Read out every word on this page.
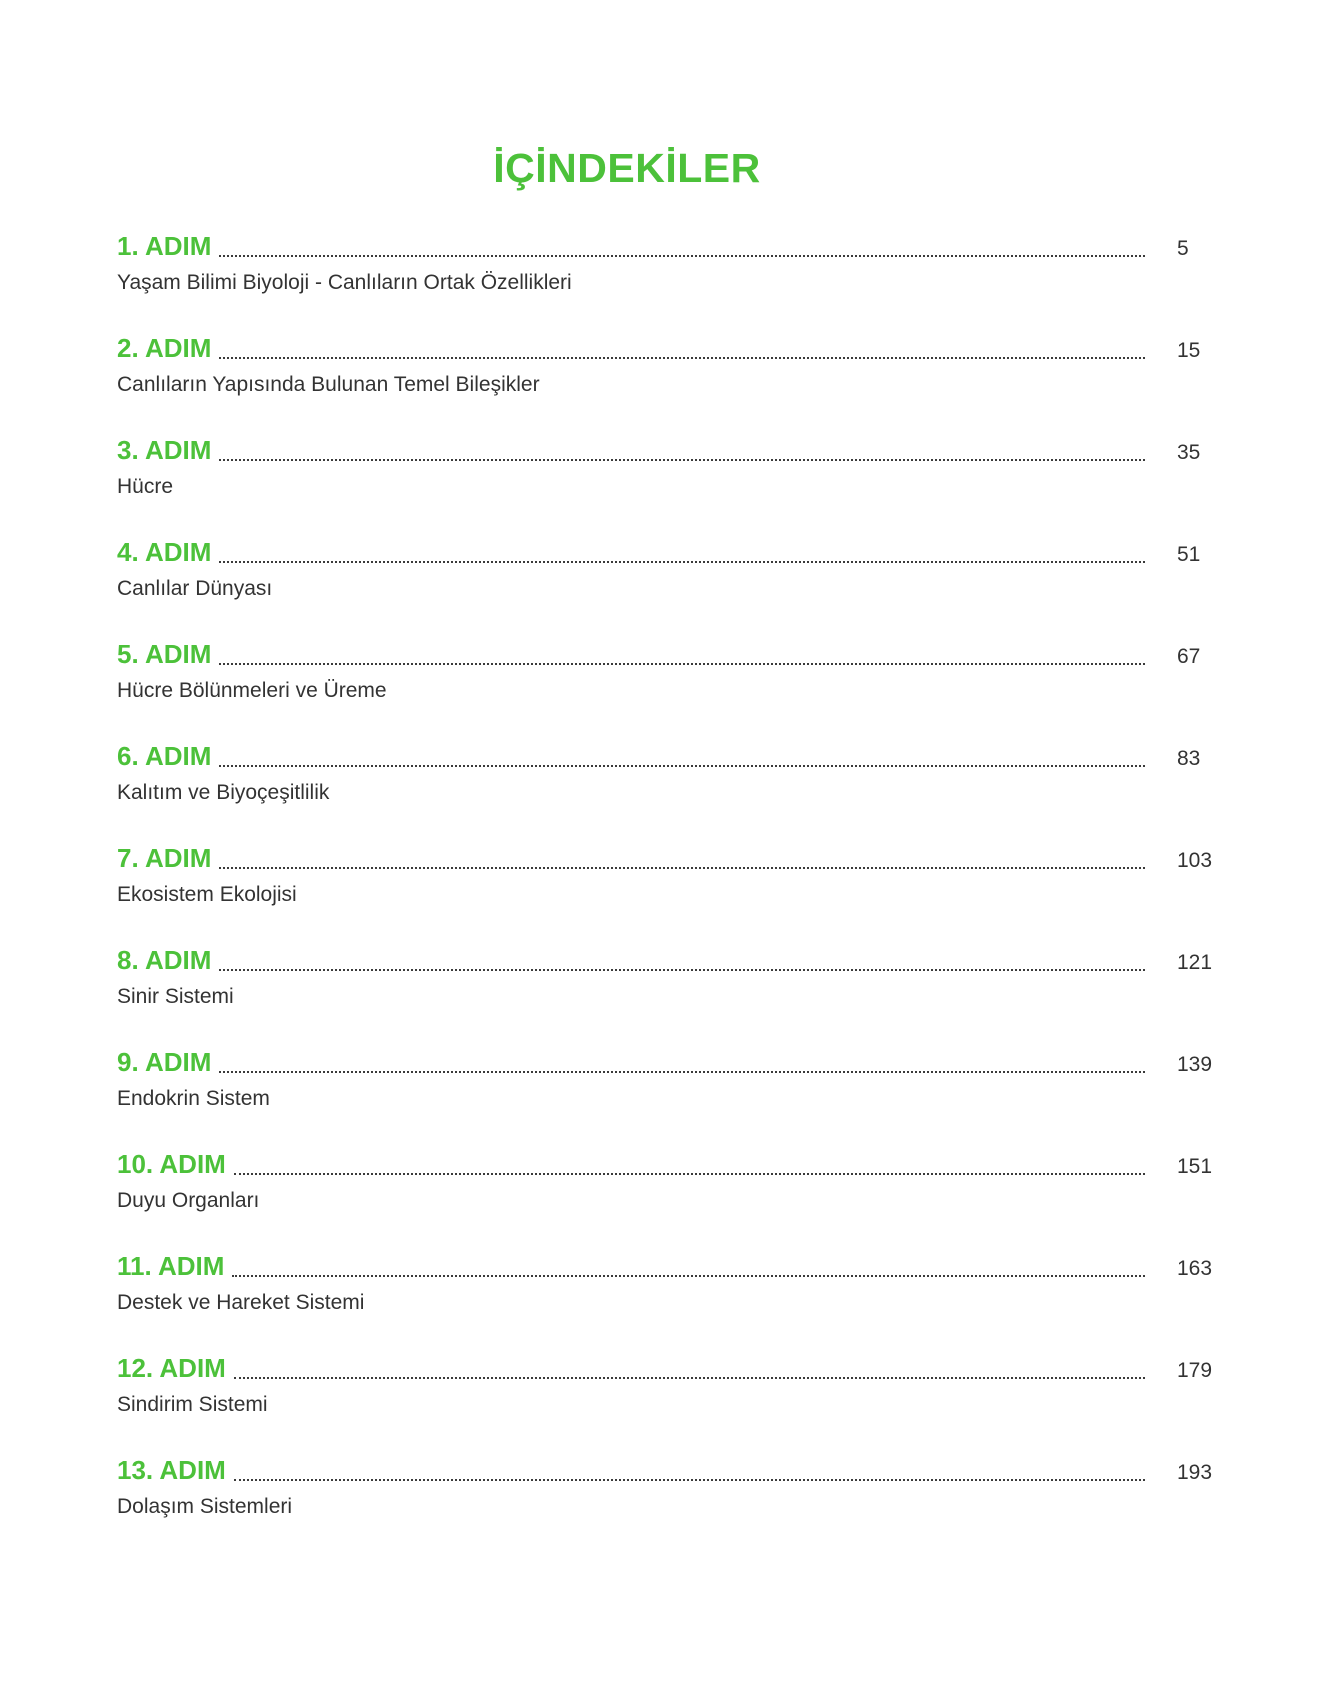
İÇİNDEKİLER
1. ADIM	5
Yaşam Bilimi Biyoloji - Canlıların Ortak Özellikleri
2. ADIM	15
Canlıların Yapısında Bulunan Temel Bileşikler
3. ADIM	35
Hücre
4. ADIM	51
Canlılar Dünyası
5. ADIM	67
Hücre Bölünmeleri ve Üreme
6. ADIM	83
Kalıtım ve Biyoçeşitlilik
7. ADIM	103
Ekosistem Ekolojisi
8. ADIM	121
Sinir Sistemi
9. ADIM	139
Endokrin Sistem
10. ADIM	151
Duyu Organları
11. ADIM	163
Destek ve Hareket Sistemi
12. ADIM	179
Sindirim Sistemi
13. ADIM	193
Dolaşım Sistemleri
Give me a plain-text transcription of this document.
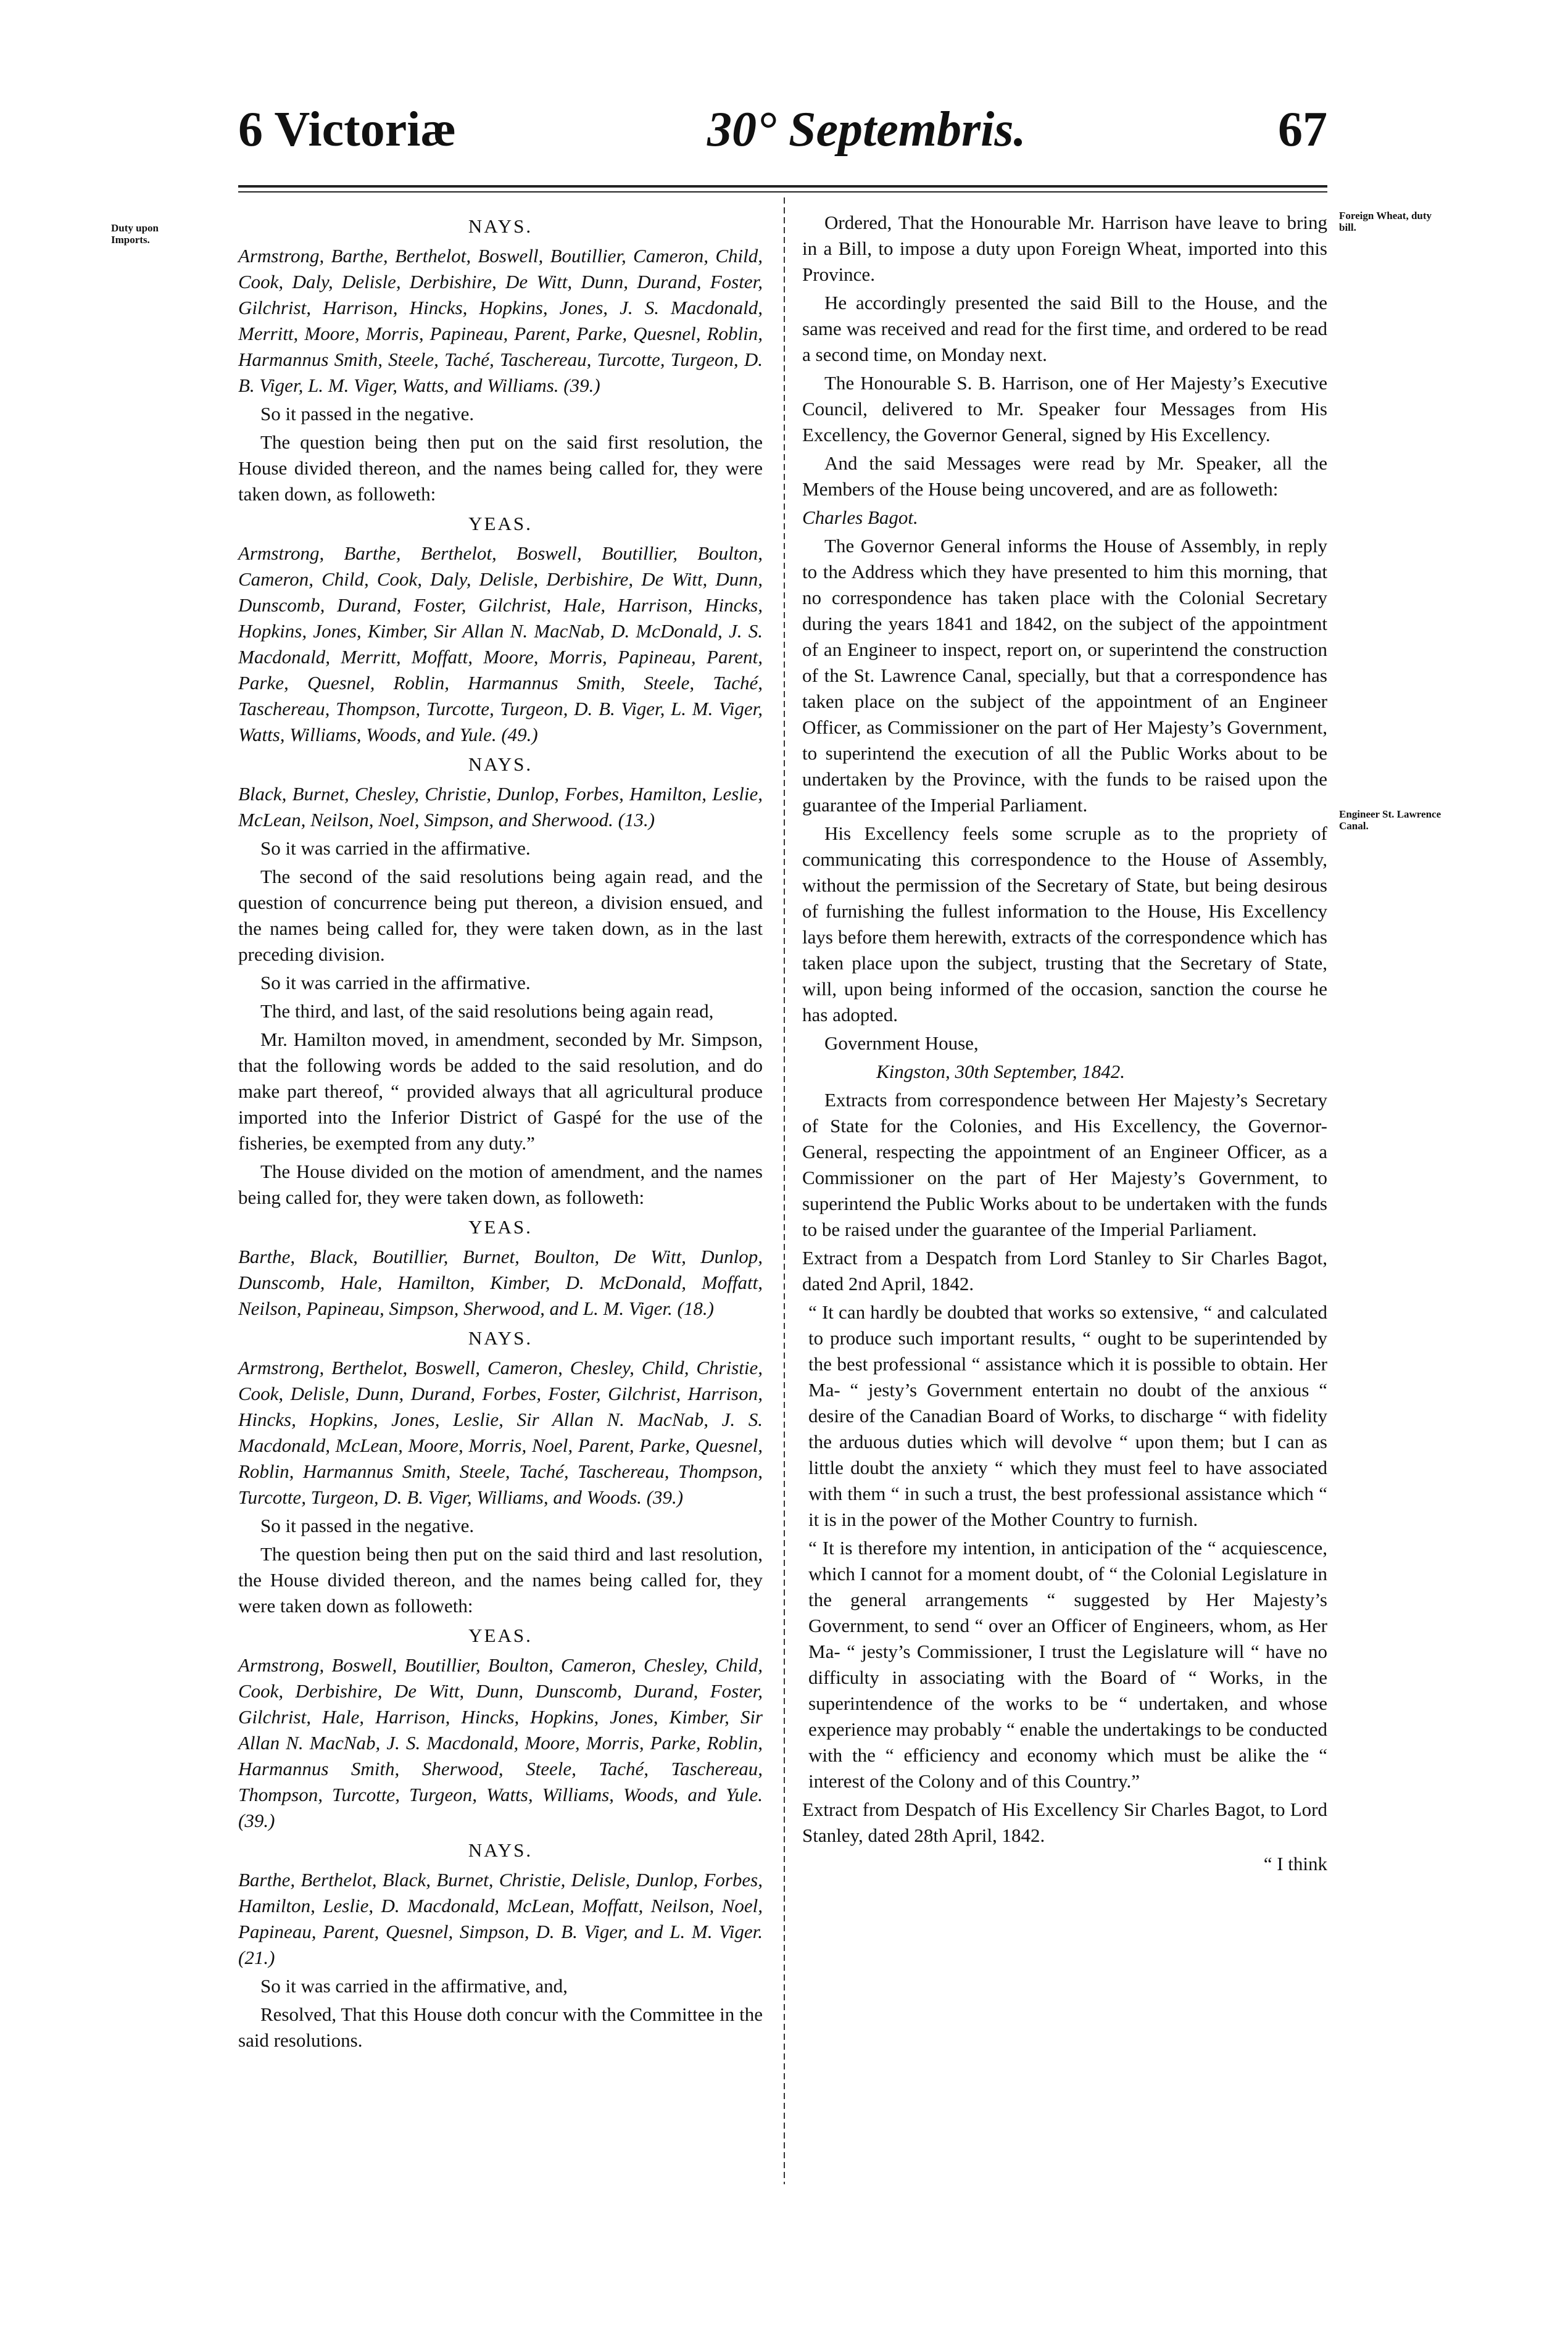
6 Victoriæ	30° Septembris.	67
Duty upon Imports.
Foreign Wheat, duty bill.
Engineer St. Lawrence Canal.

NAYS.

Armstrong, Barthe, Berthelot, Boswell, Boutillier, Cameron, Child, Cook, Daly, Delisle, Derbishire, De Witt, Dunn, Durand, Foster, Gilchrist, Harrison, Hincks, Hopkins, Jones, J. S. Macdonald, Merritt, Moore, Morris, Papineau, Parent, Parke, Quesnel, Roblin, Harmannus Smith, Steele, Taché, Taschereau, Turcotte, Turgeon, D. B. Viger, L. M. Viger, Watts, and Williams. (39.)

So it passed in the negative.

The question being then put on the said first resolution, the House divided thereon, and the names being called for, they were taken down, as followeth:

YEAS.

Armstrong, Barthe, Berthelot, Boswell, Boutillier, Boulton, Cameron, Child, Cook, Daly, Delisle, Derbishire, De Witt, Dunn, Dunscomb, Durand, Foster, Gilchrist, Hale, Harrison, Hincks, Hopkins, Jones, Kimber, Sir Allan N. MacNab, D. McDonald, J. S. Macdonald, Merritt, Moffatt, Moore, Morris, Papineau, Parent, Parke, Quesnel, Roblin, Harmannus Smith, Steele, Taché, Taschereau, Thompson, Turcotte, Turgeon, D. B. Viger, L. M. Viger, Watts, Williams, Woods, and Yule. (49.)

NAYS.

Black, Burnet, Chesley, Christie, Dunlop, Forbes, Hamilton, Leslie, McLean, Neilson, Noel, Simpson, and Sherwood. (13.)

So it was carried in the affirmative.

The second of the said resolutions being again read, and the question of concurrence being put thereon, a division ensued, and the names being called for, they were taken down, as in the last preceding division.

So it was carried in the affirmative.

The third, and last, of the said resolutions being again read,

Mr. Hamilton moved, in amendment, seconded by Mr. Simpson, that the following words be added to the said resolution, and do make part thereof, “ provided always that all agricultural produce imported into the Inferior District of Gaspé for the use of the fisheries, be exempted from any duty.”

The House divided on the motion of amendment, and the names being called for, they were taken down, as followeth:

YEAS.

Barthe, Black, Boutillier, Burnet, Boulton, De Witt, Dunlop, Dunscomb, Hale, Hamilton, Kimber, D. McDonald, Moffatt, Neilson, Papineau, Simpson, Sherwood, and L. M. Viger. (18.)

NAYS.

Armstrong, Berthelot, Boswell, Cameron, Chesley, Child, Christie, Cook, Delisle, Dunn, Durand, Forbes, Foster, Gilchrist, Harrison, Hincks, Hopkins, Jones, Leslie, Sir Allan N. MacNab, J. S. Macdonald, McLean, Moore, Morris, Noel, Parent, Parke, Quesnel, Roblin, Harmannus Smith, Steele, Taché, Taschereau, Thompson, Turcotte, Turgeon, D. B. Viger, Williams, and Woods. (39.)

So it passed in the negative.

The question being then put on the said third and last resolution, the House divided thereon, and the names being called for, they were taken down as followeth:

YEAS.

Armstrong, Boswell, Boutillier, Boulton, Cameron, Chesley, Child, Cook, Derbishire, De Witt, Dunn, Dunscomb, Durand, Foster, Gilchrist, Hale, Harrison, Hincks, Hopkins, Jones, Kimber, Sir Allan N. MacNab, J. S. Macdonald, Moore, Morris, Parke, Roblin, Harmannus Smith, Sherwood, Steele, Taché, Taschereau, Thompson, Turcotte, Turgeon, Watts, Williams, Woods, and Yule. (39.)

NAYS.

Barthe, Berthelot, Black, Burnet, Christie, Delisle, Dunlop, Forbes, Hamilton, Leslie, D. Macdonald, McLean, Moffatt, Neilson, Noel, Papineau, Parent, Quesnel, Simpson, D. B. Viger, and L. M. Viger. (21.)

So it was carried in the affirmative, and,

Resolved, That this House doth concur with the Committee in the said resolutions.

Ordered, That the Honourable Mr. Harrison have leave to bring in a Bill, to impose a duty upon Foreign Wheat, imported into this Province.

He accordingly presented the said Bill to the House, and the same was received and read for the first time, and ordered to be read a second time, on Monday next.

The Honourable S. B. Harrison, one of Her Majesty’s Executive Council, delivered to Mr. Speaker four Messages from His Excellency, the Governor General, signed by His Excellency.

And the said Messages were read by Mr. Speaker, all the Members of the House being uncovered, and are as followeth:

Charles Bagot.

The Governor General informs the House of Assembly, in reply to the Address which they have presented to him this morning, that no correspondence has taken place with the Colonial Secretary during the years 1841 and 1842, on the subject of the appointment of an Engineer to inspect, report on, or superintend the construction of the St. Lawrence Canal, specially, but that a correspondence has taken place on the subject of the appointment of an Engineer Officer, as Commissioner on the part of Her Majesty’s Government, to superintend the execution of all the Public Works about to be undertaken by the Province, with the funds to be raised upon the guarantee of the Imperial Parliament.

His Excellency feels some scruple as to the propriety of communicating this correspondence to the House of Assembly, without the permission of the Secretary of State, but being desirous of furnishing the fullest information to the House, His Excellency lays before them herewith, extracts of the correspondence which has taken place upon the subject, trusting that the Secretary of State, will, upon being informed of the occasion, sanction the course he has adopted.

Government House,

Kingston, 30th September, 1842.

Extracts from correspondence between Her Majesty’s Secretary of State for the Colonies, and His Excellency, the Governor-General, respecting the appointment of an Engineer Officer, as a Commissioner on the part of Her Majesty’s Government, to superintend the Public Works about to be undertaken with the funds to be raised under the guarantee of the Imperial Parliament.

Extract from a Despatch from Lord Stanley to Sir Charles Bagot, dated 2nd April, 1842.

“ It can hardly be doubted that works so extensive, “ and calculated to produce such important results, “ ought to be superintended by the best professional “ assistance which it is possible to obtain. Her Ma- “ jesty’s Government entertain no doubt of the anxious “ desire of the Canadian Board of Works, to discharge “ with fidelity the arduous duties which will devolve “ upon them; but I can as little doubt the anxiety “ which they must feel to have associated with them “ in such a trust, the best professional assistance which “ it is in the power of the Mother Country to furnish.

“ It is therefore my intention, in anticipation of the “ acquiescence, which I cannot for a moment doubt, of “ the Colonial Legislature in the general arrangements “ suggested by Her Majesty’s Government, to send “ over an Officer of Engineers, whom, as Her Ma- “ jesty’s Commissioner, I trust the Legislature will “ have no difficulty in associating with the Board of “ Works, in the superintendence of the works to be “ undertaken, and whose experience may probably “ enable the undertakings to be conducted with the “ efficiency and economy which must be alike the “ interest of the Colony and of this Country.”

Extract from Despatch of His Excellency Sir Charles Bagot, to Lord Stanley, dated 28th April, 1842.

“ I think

> _YOUR OBJECTIVE_
From the data above, pick out each line containing "down" and copy it.

> _EXPECTED ANSWER_
The question being then put on the said first resolution, the House divided thereon, and the names being called for, they were taken down, as followeth:
The second of the said resolutions being again read, and the question of concurrence being put thereon, a division ensued, and the names being called for, they were taken down, as in the last preceding division.
The House divided on the motion of amendment, and the names being called for, they were taken down, as followeth:
The question being then put on the said third and last resolution, the House divided thereon, and the names being called for, they were taken down as followeth:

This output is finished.